> [STATED TASK]
The listing below is the input. Say how many of its lines contain "المتقدمة", giving the number alone.

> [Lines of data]
------------------------------------------------
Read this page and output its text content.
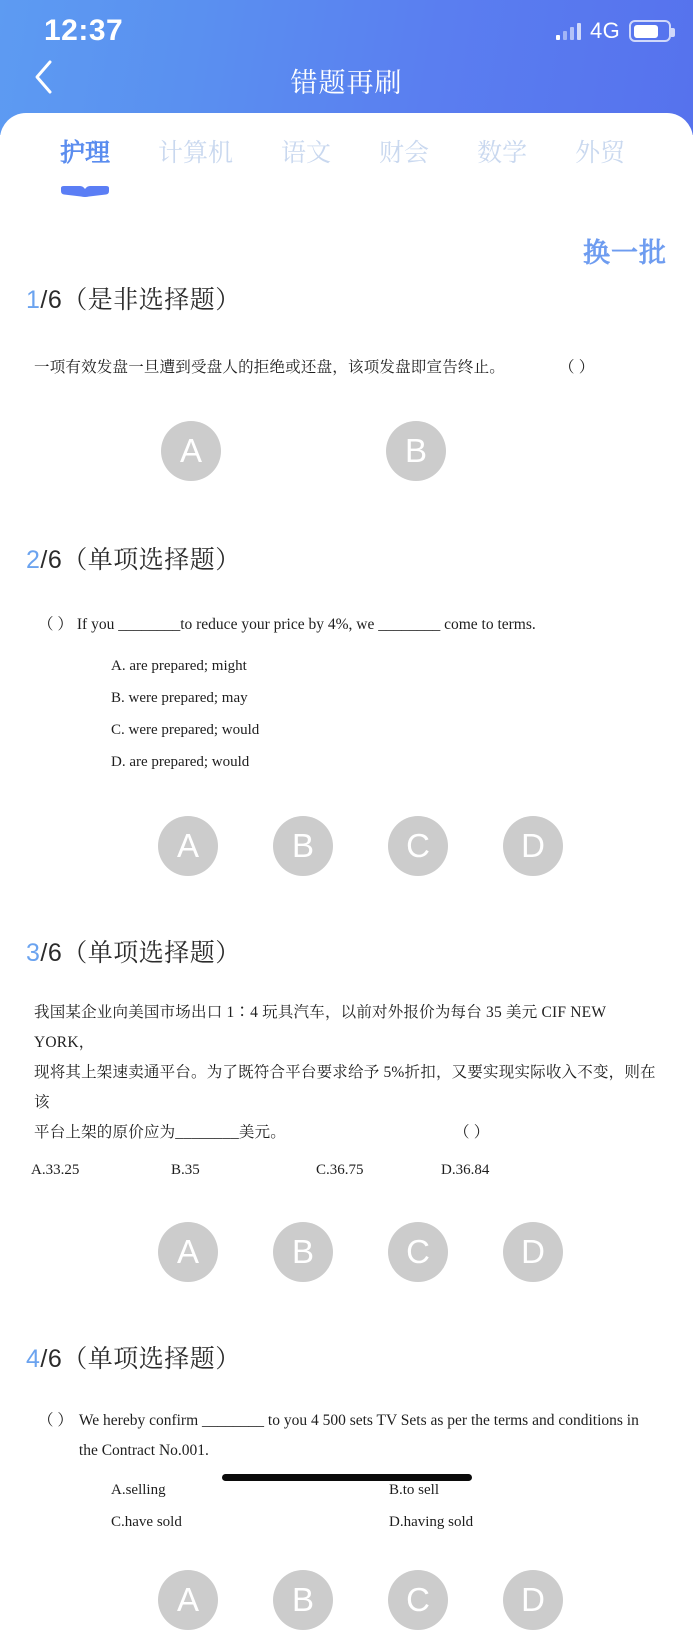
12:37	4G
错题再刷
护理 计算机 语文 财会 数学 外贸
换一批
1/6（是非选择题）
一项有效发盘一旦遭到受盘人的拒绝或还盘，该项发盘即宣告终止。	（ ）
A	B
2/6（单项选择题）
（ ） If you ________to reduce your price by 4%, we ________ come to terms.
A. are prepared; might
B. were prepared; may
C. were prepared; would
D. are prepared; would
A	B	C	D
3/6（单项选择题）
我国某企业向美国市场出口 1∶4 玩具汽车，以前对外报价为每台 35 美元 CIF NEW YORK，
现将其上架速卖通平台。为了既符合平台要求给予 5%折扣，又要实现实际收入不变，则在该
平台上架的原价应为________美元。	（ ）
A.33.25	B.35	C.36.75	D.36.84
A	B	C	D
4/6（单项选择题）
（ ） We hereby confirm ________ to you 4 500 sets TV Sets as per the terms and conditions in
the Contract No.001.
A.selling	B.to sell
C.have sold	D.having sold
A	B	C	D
------------------------------------------------
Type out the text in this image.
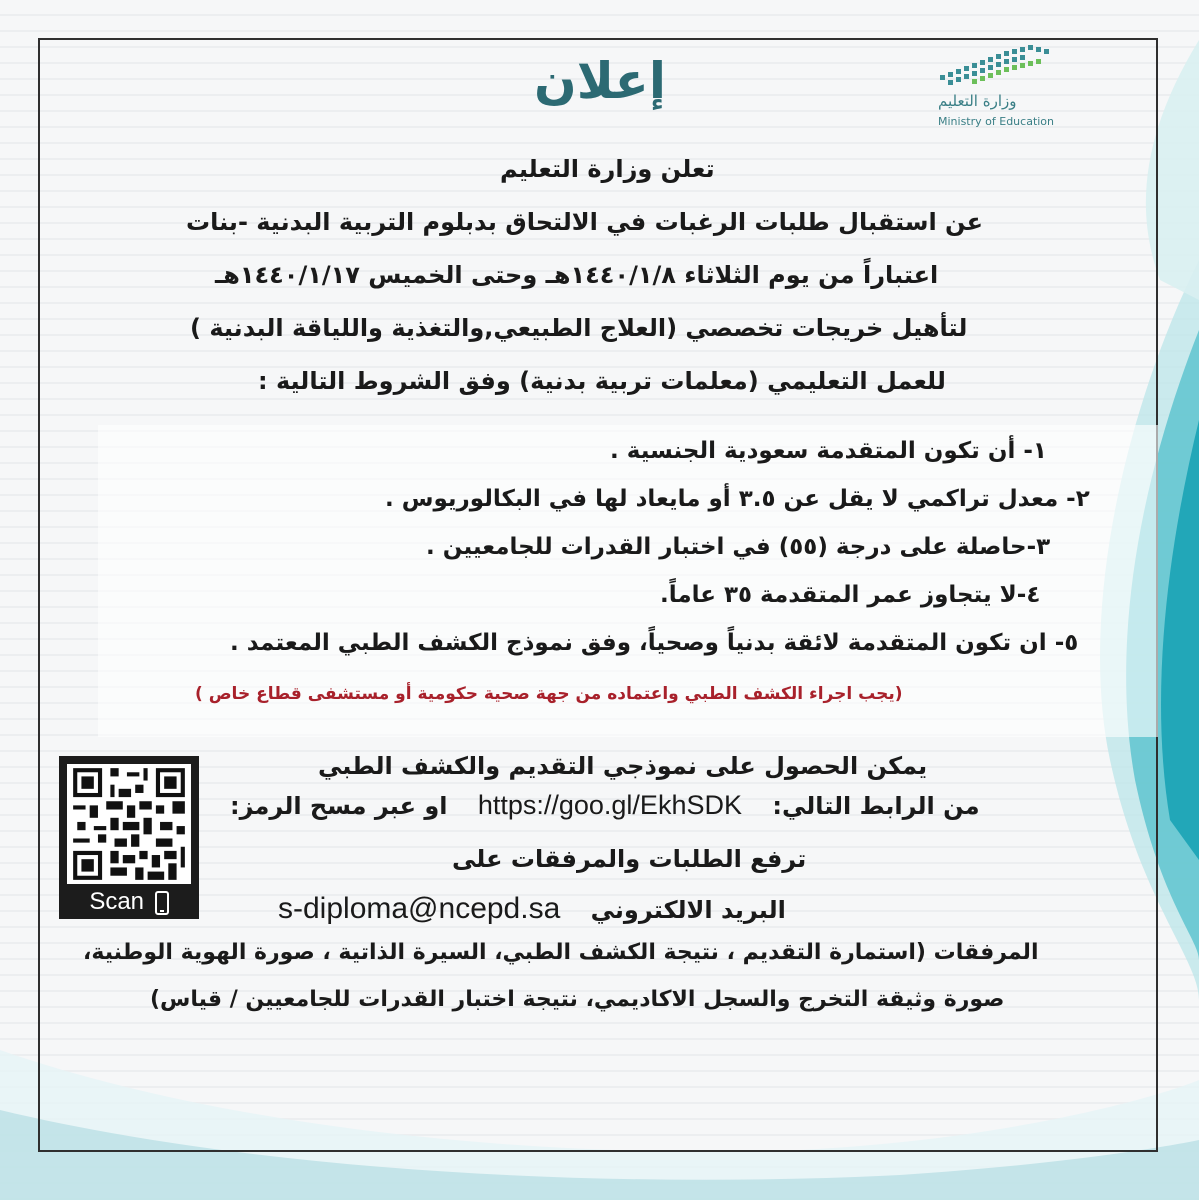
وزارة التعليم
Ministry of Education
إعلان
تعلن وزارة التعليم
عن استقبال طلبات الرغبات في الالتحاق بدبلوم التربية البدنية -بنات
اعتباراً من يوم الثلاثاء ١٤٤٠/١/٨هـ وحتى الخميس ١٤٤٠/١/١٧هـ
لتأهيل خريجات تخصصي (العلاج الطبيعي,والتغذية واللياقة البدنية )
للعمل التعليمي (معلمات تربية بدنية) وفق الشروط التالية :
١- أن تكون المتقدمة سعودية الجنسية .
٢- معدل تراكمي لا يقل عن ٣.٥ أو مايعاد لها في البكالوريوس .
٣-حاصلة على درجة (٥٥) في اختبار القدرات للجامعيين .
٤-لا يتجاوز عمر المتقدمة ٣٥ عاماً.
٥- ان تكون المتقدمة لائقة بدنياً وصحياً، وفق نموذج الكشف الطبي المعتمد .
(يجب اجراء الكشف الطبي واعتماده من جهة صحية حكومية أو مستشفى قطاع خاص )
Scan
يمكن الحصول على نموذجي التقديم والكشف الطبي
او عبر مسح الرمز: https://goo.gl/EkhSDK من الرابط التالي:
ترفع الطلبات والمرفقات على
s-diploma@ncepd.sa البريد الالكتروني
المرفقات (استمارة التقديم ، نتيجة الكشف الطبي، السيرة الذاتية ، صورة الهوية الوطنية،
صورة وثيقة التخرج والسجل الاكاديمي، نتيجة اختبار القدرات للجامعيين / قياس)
------------------------------------------------
> [PROBLEM SOLUTION]
3